Several academic departments at Fort Hays State University offer both degree seeking and non-degree seeking students the opportunity to earn certificates in specified areas of study.
FHSU instructor of communication studies, Howard Peters, encourages students to obtain as many academic credentials as possible.
"Certificate programs are a great way to show potential employers the breadth of your knowledge and training," Peters tells students. "The 21st-century workplace calls for employees with a broad knowledge base to face the ever-changing, fast-paced needs of our culture."
FHSU's inventory of certificate programs is diverse and extensive. Certificates are listed first by their respective academic colleges and next by the department in which they are offered.

Work to be completed | Reproduce the passage on certificate programs at Fort Hays State University word for word, between "Several academic departments" and "areas of study.", inclusive.

Records |
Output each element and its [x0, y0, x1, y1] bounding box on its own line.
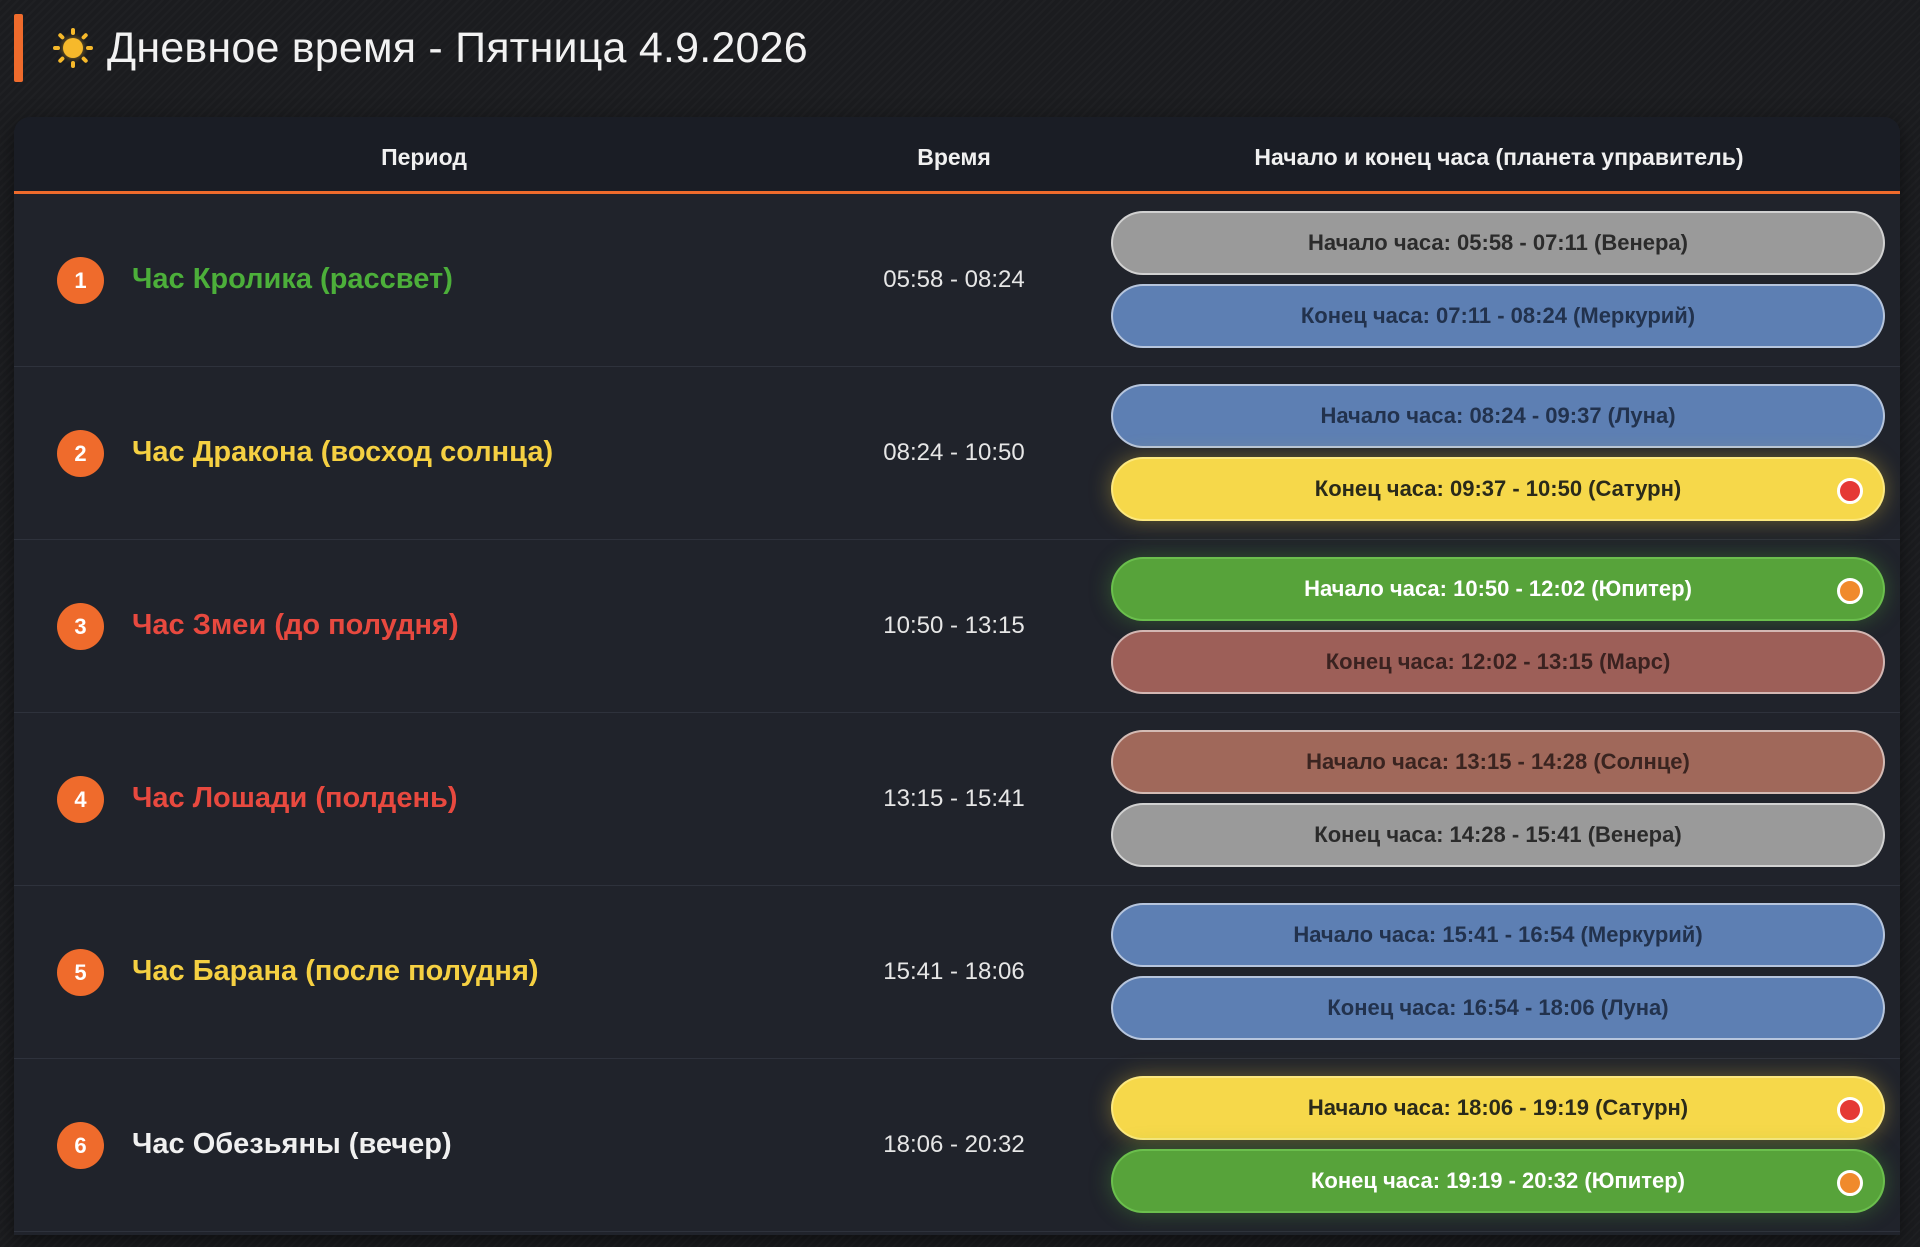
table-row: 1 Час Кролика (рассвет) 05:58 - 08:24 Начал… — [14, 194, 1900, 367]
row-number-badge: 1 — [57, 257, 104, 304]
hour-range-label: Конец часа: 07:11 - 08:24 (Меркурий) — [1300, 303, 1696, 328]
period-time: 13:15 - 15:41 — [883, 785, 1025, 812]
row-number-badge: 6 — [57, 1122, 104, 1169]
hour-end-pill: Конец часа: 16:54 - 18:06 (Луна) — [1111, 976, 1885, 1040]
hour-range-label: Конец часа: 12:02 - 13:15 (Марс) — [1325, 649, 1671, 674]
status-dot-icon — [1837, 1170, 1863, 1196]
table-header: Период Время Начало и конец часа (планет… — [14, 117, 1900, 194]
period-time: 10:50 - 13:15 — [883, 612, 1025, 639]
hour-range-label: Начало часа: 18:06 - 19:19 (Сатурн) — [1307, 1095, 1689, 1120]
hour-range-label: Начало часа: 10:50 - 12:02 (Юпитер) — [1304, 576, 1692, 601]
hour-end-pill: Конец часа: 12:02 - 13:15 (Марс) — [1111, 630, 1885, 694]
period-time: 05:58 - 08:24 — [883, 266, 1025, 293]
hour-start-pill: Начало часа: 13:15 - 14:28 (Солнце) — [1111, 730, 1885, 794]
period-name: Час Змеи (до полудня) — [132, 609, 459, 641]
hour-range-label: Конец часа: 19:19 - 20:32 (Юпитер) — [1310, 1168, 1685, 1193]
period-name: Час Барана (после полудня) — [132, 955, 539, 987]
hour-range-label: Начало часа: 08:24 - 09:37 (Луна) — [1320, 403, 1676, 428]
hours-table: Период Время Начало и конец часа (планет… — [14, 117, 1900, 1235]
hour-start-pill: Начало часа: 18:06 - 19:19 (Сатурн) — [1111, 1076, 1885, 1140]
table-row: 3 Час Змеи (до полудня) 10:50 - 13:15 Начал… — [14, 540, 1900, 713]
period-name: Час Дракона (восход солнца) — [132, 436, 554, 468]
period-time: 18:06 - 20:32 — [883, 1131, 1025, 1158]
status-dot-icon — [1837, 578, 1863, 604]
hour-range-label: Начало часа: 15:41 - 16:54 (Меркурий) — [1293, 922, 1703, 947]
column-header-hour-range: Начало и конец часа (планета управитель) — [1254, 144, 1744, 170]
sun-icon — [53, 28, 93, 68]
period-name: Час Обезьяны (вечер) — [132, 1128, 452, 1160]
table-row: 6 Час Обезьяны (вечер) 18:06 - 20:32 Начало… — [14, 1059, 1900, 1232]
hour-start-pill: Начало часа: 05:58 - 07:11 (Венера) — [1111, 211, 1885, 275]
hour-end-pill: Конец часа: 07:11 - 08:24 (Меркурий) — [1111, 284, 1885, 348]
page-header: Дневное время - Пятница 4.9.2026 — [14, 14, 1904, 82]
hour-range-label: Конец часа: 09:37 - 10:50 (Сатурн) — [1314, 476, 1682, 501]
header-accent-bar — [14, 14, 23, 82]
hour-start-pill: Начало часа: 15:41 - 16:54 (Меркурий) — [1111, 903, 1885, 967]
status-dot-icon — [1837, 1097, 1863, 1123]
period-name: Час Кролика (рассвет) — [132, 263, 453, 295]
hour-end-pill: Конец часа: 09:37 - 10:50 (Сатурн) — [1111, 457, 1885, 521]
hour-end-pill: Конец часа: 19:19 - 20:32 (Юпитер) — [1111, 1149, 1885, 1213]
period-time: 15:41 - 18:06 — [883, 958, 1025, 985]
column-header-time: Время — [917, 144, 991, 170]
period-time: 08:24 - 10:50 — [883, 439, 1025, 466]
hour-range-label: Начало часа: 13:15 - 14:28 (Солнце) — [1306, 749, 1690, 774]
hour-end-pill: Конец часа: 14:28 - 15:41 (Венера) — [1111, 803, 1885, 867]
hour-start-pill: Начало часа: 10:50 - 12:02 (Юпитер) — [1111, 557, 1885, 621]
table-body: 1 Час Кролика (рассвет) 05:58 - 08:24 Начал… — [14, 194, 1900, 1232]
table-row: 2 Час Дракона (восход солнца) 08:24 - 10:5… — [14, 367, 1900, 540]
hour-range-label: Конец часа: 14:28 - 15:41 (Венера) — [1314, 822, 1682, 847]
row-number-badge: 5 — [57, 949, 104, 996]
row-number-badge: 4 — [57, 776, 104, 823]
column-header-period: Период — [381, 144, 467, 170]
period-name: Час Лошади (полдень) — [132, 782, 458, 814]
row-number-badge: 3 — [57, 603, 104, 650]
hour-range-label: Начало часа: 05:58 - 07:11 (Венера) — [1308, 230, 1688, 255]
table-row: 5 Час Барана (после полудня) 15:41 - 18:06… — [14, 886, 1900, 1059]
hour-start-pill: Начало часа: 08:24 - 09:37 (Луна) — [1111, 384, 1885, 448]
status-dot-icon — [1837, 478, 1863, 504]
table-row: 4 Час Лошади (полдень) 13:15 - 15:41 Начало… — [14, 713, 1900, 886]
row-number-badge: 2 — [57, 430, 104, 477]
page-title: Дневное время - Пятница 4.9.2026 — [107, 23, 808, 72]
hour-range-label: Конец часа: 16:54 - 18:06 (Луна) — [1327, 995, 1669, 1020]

Result for this task |
Several academic departments at Fort Hays State University offer both degree seeking and non-degree seeking students the opportunity to earn certificates in specified areas of study.